___ RECORDS SUPPLIED ___

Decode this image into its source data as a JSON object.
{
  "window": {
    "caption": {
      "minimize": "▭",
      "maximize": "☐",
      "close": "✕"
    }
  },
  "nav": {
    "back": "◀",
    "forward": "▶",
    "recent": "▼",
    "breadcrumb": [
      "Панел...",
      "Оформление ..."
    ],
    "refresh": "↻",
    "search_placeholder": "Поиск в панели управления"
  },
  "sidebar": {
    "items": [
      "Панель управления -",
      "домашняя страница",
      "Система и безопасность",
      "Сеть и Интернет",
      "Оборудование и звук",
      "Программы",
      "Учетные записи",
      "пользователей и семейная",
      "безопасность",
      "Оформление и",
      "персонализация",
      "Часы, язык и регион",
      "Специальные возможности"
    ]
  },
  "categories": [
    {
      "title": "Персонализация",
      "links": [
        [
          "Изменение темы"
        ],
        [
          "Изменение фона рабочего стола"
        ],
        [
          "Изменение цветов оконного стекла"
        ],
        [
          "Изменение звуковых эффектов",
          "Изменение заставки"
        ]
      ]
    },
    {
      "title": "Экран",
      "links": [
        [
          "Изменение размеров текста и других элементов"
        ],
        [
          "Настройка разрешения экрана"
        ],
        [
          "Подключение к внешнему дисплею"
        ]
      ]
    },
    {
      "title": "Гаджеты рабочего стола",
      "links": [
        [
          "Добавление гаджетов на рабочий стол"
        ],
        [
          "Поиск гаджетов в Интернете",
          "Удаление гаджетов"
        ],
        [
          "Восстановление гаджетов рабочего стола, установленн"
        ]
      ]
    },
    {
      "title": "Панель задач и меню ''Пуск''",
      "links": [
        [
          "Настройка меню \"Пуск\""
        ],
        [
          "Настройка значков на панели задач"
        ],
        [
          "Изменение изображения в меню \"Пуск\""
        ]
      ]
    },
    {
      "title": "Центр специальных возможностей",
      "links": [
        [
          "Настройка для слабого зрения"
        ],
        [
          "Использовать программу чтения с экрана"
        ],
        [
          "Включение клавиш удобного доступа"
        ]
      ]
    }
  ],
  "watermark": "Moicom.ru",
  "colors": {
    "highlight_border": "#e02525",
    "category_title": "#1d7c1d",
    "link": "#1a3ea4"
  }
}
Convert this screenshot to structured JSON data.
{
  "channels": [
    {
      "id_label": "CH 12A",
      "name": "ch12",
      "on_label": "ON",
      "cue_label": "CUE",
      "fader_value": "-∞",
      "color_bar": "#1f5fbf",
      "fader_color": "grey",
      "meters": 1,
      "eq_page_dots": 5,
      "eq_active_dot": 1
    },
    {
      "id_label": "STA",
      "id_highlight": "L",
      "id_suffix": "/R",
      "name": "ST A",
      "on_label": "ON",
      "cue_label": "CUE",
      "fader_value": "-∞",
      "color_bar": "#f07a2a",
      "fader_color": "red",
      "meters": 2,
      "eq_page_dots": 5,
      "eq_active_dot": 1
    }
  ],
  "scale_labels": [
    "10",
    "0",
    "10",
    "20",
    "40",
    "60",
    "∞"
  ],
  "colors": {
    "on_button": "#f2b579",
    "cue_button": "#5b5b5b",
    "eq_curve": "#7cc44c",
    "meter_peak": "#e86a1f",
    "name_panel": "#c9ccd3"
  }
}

___
___ RECORDS SUPPLIED ___

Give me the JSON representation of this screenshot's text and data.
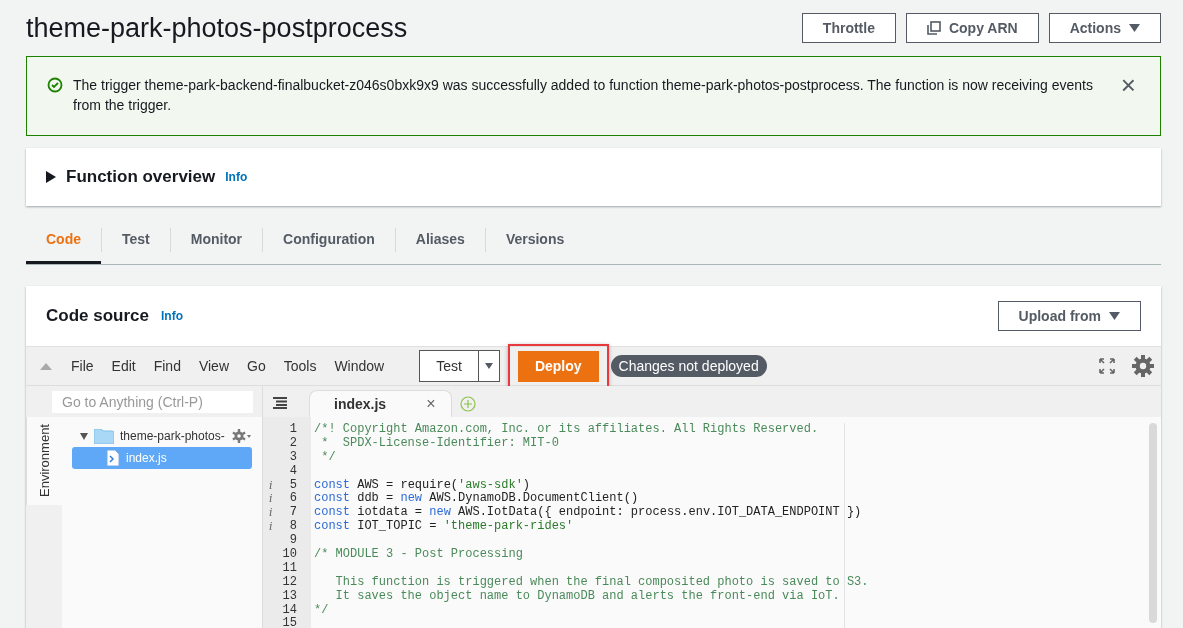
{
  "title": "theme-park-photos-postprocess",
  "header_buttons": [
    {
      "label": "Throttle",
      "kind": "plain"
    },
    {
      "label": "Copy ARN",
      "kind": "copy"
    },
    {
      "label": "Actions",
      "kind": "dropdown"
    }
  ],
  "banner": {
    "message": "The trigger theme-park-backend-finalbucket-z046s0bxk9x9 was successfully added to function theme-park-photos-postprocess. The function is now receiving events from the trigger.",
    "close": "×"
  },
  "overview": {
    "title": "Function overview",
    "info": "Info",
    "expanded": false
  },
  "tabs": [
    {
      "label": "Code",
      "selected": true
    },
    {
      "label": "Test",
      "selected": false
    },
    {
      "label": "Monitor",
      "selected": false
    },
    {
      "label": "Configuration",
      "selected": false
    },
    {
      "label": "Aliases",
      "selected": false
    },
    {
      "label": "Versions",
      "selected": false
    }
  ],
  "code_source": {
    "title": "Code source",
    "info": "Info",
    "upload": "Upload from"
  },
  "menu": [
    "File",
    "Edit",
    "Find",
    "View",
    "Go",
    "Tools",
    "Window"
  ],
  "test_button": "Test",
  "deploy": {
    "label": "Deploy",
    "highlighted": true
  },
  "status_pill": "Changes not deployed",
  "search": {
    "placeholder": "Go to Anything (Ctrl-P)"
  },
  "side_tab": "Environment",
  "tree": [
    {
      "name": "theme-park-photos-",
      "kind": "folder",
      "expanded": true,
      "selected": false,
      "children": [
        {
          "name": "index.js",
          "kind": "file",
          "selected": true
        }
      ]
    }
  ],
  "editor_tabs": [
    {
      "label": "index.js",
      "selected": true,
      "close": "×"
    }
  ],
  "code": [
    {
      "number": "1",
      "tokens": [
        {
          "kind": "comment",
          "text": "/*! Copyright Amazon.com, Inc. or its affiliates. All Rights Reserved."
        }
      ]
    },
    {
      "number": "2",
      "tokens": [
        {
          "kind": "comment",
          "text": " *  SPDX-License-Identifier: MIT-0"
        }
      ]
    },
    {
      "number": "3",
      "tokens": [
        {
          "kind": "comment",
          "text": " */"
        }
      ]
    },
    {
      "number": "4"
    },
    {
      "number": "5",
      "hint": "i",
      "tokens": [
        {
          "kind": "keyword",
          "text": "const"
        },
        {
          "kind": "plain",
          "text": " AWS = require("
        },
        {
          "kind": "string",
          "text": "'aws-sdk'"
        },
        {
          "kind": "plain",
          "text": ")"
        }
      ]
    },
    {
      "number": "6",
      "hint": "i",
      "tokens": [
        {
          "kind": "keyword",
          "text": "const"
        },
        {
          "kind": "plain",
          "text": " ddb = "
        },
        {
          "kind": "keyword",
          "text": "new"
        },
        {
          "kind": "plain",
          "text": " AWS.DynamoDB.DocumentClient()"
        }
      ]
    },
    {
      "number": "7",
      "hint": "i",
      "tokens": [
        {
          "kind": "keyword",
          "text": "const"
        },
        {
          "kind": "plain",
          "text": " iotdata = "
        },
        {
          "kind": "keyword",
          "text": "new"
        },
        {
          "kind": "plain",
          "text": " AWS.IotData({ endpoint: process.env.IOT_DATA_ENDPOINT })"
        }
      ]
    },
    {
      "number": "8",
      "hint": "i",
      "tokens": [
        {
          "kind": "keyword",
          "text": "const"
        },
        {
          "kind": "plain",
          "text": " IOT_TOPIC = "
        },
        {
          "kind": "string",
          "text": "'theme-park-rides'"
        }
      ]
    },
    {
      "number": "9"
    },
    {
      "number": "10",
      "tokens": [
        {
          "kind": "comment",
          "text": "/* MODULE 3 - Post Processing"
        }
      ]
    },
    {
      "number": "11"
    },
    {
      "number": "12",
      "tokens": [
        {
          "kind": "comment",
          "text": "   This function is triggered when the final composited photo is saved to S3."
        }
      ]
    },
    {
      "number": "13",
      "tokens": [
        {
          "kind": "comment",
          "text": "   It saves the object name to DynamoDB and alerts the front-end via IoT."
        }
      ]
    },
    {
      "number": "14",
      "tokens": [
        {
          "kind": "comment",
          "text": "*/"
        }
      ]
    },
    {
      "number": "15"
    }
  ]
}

___
___ RECORDS SUPPLIED ___

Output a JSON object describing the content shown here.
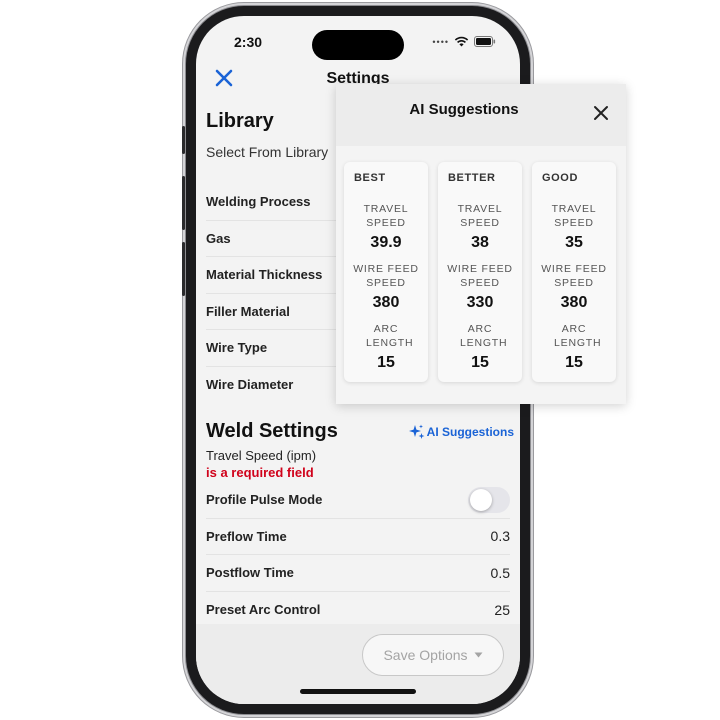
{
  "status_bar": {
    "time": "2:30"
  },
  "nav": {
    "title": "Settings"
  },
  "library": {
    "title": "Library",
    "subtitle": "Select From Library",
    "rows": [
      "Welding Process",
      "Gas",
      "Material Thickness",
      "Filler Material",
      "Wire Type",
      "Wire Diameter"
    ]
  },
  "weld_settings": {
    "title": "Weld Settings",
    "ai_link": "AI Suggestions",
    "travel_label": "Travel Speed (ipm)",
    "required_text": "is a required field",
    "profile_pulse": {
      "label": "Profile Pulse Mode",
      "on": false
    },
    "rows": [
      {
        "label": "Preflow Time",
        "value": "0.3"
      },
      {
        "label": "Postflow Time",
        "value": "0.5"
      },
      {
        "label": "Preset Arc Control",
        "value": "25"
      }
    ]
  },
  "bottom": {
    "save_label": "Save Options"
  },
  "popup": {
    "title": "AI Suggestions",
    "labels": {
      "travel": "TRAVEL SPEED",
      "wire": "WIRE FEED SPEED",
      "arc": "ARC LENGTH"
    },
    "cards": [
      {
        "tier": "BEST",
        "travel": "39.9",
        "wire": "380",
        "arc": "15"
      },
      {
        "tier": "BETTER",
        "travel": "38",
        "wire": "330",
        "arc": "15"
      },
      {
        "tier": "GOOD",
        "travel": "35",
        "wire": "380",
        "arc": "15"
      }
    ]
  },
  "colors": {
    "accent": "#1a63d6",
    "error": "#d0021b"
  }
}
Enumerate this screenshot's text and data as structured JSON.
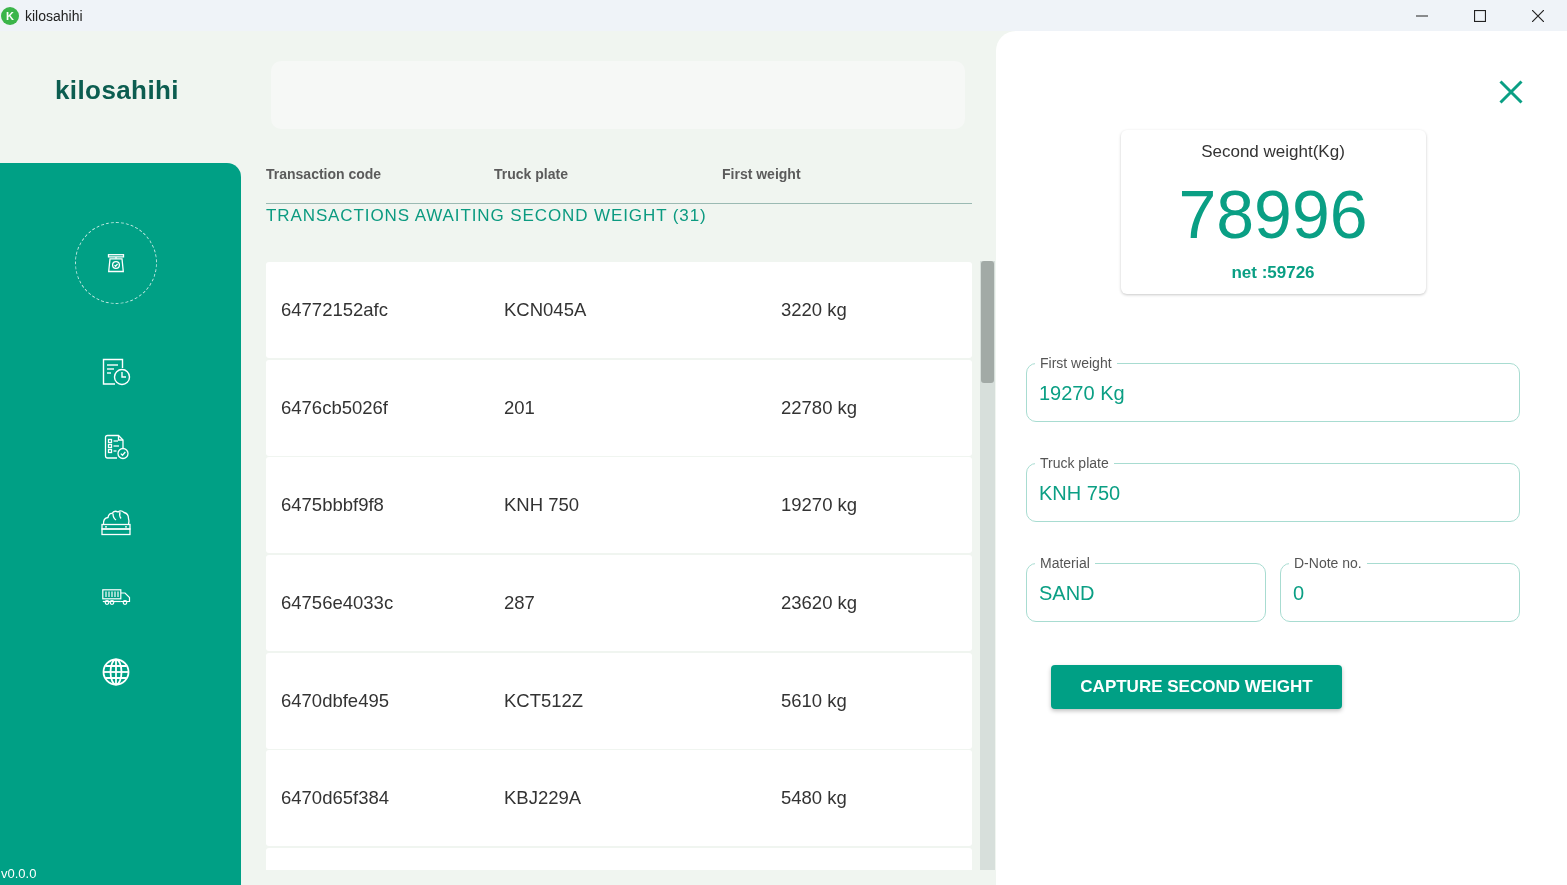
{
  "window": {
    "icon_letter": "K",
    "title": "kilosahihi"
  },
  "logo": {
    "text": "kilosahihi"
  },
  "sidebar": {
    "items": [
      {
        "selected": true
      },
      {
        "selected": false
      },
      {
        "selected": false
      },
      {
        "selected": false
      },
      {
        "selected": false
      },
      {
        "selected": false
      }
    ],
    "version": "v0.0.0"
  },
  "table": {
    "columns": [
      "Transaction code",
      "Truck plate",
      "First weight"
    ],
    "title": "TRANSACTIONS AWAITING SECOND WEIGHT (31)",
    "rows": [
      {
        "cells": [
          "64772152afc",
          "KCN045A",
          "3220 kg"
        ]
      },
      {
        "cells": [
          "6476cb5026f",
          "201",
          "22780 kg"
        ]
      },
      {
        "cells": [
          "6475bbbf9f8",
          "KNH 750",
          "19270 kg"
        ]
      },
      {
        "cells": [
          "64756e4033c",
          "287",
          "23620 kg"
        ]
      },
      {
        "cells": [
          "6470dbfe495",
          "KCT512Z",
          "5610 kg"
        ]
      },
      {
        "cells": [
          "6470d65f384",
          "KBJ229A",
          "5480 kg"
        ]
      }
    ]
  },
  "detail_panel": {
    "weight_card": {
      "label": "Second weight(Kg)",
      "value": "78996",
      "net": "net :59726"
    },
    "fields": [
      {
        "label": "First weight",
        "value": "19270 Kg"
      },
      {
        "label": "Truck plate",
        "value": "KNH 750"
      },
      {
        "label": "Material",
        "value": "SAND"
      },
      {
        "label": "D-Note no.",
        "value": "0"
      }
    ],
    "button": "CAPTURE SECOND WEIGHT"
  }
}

___

GOAL OF THE EXERCISE :: Each line that contains the string "Изменение" counts once; report how many such lines the entries have, giving only the number.

EXERCISE RESPONSE :: 7